** INSTRUCTIONS TO FOLLOW **
Reproduce all of the data below without alteration; exclude every picture.

★ ★ ★ ★ ★

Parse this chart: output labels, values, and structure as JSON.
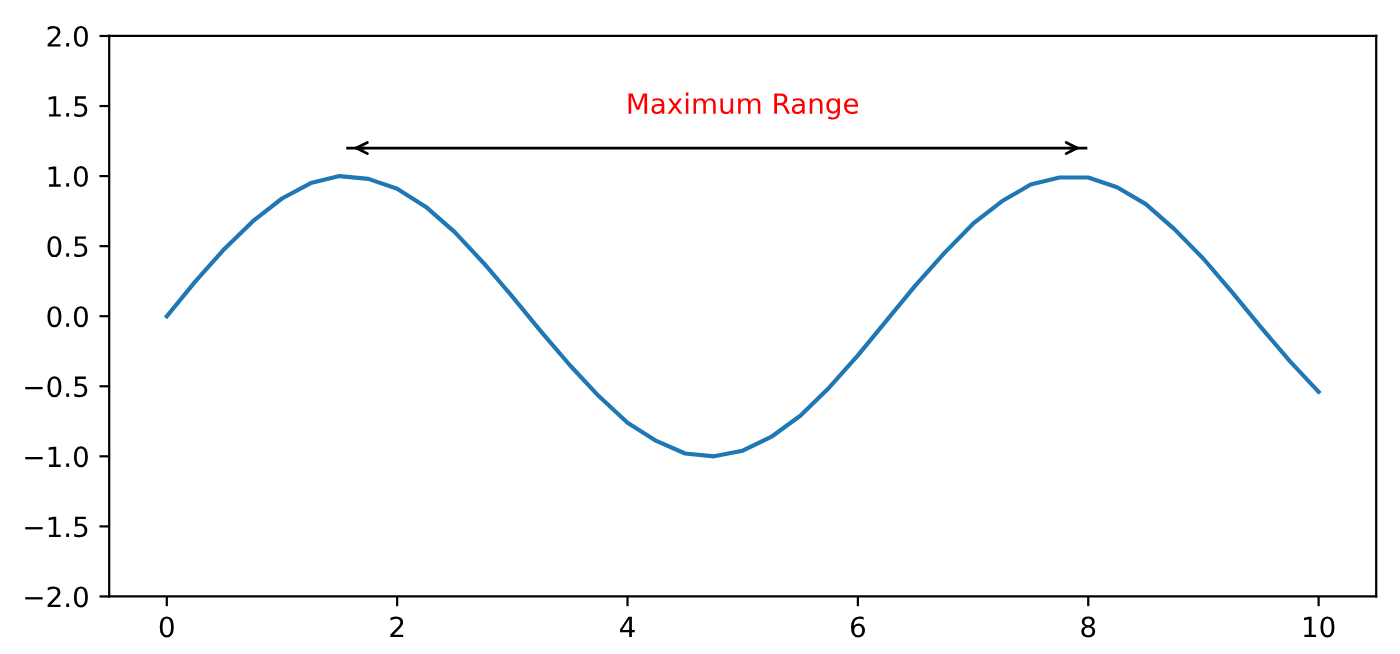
{
  "chart_data": {
    "type": "line",
    "series": [
      {
        "color": "#1f77b4",
        "x": [
          0,
          0.25,
          0.5,
          0.75,
          1,
          1.25,
          1.5,
          1.75,
          2,
          2.25,
          2.5,
          2.75,
          3,
          3.25,
          3.5,
          3.75,
          4,
          4.25,
          4.5,
          4.75,
          5,
          5.25,
          5.5,
          5.75,
          6,
          6.25,
          6.5,
          6.75,
          7,
          7.25,
          7.5,
          7.75,
          8,
          8.25,
          8.5,
          8.75,
          9,
          9.25,
          9.5,
          9.75,
          10
        ],
        "values": [
          0,
          0.25,
          0.48,
          0.68,
          0.84,
          0.95,
          1.0,
          0.98,
          0.91,
          0.78,
          0.6,
          0.38,
          0.14,
          -0.11,
          -0.35,
          -0.57,
          -0.76,
          -0.89,
          -0.98,
          -1.0,
          -0.96,
          -0.86,
          -0.71,
          -0.51,
          -0.28,
          -0.03,
          0.22,
          0.45,
          0.66,
          0.82,
          0.94,
          0.99,
          0.99,
          0.92,
          0.8,
          0.62,
          0.41,
          0.17,
          -0.08,
          -0.32,
          -0.54
        ]
      },
      {
        "color": "#000000",
        "x": [
          1.57,
          7.98
        ],
        "values": [
          1.2,
          1.2
        ]
      }
    ],
    "annotations": [
      "Maximum Range"
    ],
    "xlim": [
      -0.5,
      10.5
    ],
    "xticks": [
      0,
      2,
      4,
      6,
      8,
      10
    ],
    "ylim": [
      -2,
      2
    ],
    "yticks": [
      {
        "value": -2,
        "label": "−2.0"
      },
      {
        "value": -1.5,
        "label": "−1.5"
      },
      {
        "value": -1,
        "label": "−1.0"
      },
      {
        "value": -0.5,
        "label": "−0.5"
      },
      {
        "value": 0,
        "label": "0.0"
      },
      {
        "value": 0.5,
        "label": "0.5"
      },
      {
        "value": 1,
        "label": "1.0"
      },
      {
        "value": 1.5,
        "label": "1.5"
      },
      {
        "value": 2,
        "label": "2.0"
      }
    ],
    "grid": false,
    "legend": false
  }
}
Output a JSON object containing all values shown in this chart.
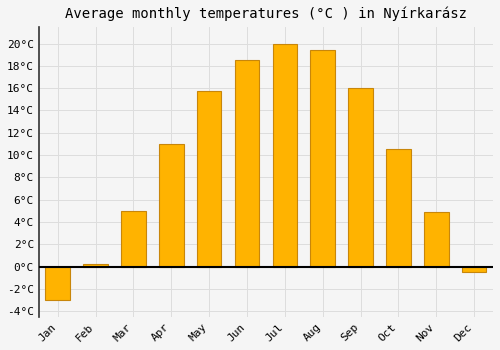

★ ★ ★ ★ ★

** RESPONSE TO THE TASK **
Parse this chart: output labels, values, and structure as JSON.
{
  "chart_data": {
    "type": "line",
    "series": [
      {
        "color": "#1f77b4",
        "x": [
          0,
          0.25,
          0.5,
          0.75,
          1,
          1.25,
          1.5,
          1.75,
          2,
          2.25,
          2.5,
          2.75,
          3,
          3.25,
          3.5,
          3.75,
          4,
          4.25,
          4.5,
          4.75,
          5,
          5.25,
          5.5,
          5.75,
          6,
          6.25,
          6.5,
          6.75,
          7,
          7.25,
          7.5,
          7.75,
          8,
          8.25,
          8.5,
          8.75,
          9,
          9.25,
          9.5,
          9.75,
          10
        ],
        "values": [
          0,
          0.25,
          0.48,
          0.68,
          0.84,
          0.95,
          1.0,
          0.98,
          0.91,
          0.78,
          0.6,
          0.38,
          0.14,
          -0.11,
          -0.35,
          -0.57,
          -0.76,
          -0.89,
          -0.98,
          -1.0,
          -0.96,
          -0.86,
          -0.71,
          -0.51,
          -0.28,
          -0.03,
          0.22,
          0.45,
          0.66,
          0.82,
          0.94,
          0.99,
          0.99,
          0.92,
          0.8,
          0.62,
          0.41,
          0.17,
          -0.08,
          -0.32,
          -0.54
        ]
      },
      {
        "color": "#000000",
        "x": [
          1.57,
          7.98
        ],
        "values": [
          1.2,
          1.2
        ]
      }
    ],
    "annotations": [
      "Maximum Range"
    ],
    "xlim": [
      -0.5,
      10.5
    ],
    "xticks": [
      0,
      2,
      4,
      6,
      8,
      10
    ],
    "ylim": [
      -2,
      2
    ],
    "yticks": [
      {
        "value": -2,
        "label": "−2.0"
      },
      {
        "value": -1.5,
        "label": "−1.5"
      },
      {
        "value": -1,
        "label": "−1.0"
      },
      {
        "value": -0.5,
        "label": "−0.5"
      },
      {
        "value": 0,
        "label": "0.0"
      },
      {
        "value": 0.5,
        "label": "0.5"
      },
      {
        "value": 1,
        "label": "1.0"
      },
      {
        "value": 1.5,
        "label": "1.5"
      },
      {
        "value": 2,
        "label": "2.0"
      }
    ],
    "grid": false,
    "legend": false
  }
}
Output a JSON object containing all values shown in this chart.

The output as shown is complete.